Aufgabe 1: Woraus besteht laut dem Nietzsche-Zitat im Text über Gutmütigkeit der Adel der Gesinnung zu einem großen Teil?
Aufgabe 2: Übertragen Sie aus dem Text über Gutmütigkeit wortgetreu den Abschnitt, der mit „Gutmütigkeit schließt eine“ beginnt und mit „das anscheinend folgenlos.“ endet.
Aufgabe 3: Setzen Sie den Text über Gutmütigkeit im Anschluss an seinen letzten Satz fort.

Seitenauszug:
▶

Gutmütigkeit

„Der Adel der Gesinnung“, behauptet Nietzsche, „besteht zu einem großen Teil aus Gutmütigkeit und Mangel an Misstrauen und enthält also gerade das, worüber sich die gewinnsüchtigen und erfolgreichen Menschen so gerne mit Überlegenheit und Spott ergehen“.
Gutmütigkeit schließt eine gewisse Bereitschaft, ja Anfälligkeit für Mitgefühle ein. Vielleicht sogar eine gewisse Unbelehrbarkeit. Eine gutmütige Person macht natürlich auch schlechte Erfahrungen, sie wird übers Ohr gehauen, übervorteilt.
Aber für ihre Gutmütigkeit bleibt das anscheinend folgenlos.

◀

Angezeigte Informationen:
▶

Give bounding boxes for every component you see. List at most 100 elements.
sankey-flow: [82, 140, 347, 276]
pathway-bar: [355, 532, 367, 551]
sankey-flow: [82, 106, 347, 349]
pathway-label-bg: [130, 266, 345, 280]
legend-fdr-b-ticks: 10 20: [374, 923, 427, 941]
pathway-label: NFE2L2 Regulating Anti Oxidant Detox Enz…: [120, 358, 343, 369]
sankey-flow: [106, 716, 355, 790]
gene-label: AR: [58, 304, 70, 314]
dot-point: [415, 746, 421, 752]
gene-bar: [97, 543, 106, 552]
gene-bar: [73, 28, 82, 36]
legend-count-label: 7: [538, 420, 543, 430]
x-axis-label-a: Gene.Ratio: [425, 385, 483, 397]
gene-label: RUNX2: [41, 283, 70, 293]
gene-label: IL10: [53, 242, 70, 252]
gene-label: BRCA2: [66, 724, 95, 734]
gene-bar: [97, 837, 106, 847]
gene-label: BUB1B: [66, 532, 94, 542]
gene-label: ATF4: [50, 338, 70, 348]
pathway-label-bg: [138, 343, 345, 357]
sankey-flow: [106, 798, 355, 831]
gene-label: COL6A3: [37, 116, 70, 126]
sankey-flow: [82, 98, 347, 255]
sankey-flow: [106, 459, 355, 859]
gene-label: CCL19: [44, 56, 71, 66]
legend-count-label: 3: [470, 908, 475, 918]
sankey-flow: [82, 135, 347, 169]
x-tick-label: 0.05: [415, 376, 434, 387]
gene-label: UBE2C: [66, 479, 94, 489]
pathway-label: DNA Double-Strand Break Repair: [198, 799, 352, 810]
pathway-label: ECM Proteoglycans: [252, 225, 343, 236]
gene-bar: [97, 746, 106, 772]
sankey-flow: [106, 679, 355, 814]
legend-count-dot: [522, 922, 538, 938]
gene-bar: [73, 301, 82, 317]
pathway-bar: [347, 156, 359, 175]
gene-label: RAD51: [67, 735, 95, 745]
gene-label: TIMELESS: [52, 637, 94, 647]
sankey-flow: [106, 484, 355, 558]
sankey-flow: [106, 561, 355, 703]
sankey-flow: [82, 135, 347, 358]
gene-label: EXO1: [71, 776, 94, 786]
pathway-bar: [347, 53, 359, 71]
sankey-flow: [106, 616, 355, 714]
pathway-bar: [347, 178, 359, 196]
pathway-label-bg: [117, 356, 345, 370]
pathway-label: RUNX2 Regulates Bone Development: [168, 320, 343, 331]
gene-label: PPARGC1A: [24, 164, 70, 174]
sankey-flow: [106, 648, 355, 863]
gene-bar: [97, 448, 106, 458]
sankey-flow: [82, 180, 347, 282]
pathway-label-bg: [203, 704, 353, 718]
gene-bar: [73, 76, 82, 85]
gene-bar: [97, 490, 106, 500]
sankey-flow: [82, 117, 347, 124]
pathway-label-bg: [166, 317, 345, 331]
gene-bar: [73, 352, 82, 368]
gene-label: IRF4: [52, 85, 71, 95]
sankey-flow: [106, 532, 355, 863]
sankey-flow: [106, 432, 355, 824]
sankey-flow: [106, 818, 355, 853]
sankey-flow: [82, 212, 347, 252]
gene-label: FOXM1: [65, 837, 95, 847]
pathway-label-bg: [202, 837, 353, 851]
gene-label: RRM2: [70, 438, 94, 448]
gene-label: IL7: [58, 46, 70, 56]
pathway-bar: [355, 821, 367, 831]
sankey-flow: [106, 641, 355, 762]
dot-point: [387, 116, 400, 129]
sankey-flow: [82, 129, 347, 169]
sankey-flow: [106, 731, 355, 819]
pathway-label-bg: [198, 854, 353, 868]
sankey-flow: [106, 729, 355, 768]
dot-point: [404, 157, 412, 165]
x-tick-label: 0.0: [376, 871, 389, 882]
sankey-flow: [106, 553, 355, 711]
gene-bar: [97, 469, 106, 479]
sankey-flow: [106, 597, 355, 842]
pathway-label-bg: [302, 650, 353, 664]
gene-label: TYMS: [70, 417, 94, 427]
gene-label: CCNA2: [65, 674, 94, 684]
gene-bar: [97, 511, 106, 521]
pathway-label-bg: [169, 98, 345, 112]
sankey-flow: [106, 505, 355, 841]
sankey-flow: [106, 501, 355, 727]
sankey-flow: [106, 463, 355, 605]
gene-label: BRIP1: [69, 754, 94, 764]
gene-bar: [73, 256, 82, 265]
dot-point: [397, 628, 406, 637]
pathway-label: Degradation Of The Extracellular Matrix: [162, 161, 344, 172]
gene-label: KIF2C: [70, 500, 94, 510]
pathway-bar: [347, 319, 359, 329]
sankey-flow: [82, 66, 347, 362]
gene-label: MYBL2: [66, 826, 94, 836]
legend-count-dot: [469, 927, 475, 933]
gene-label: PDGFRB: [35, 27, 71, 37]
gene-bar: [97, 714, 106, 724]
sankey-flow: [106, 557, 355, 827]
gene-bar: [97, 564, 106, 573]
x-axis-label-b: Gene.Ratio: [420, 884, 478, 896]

◀

Ergebnis der Aufgabe 1: Aus Gutmütigkeit und Mangel an Misstrauen.

Ergebnis der Aufgabe 2:
Gutmütigkeit schließt eine gewisse Bereitschaft, ja Anfälligkeit für Mitgefühle ein. Vielleicht sogar eine gewisse Unbelehrbarkeit. Eine gutmütige Person macht natürlich auch schlechte Erfahrungen, sie wird übers Ohr gehauen, übervorteilt.
Aber für ihre Gutmütigkeit bleibt das anscheinend folgenlos.

Ergebnis der Aufgabe 3:
Sie geht durch üble Erfahrungen hindurch, aber sammelt sie nicht, schleppt sich mit ihnen nicht ab. Das erneuert ihren guten Mut und macht die Frische und Einfalt aus, die den ‚Adel der Gesinnung‘ kennzeichnet. Der geht den Karrieristen und Krämerseelen ab, weil sie alles nach Tauschwert beurteilen und sich im Zweifel an Erfahrungen halten, die ihrem Unmut nachlegen.